*Short exercise:* Find the string "User" in the listing and report every line that has it.
..............................
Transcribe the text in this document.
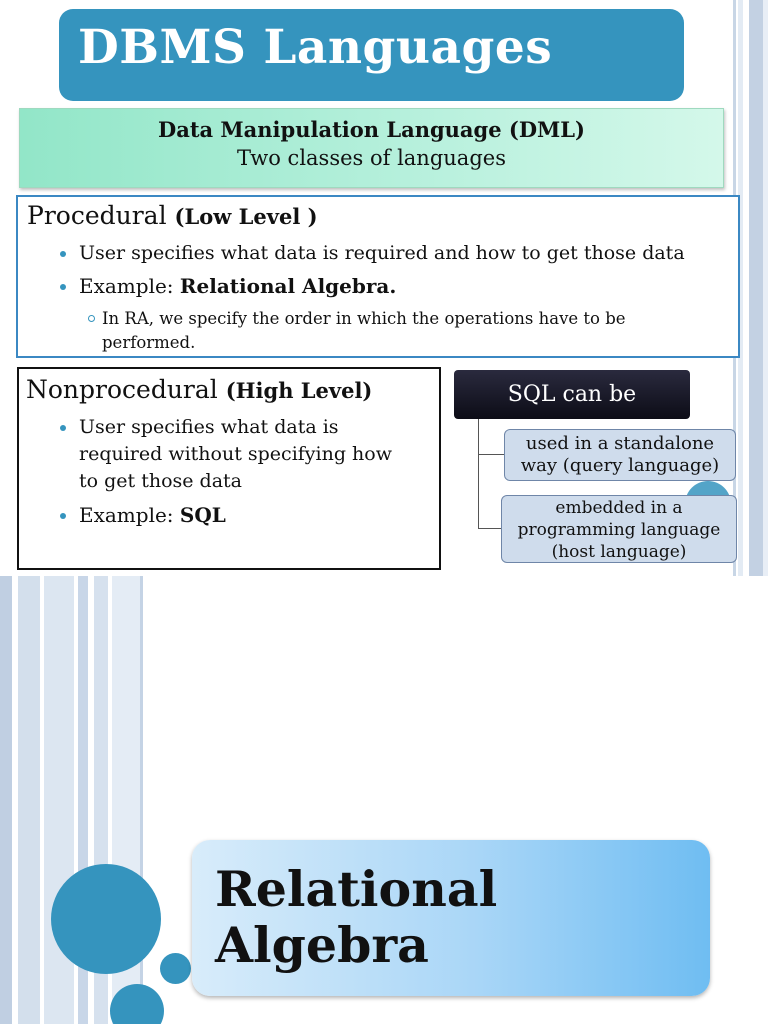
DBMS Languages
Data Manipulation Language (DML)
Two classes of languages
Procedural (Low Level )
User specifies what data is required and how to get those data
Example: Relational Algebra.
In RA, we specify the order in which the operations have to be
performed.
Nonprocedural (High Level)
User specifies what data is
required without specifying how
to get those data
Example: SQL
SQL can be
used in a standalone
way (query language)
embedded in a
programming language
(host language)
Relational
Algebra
..............................
*Output of the task:*
User specifies what data is required and how to get those data
User specifies what data is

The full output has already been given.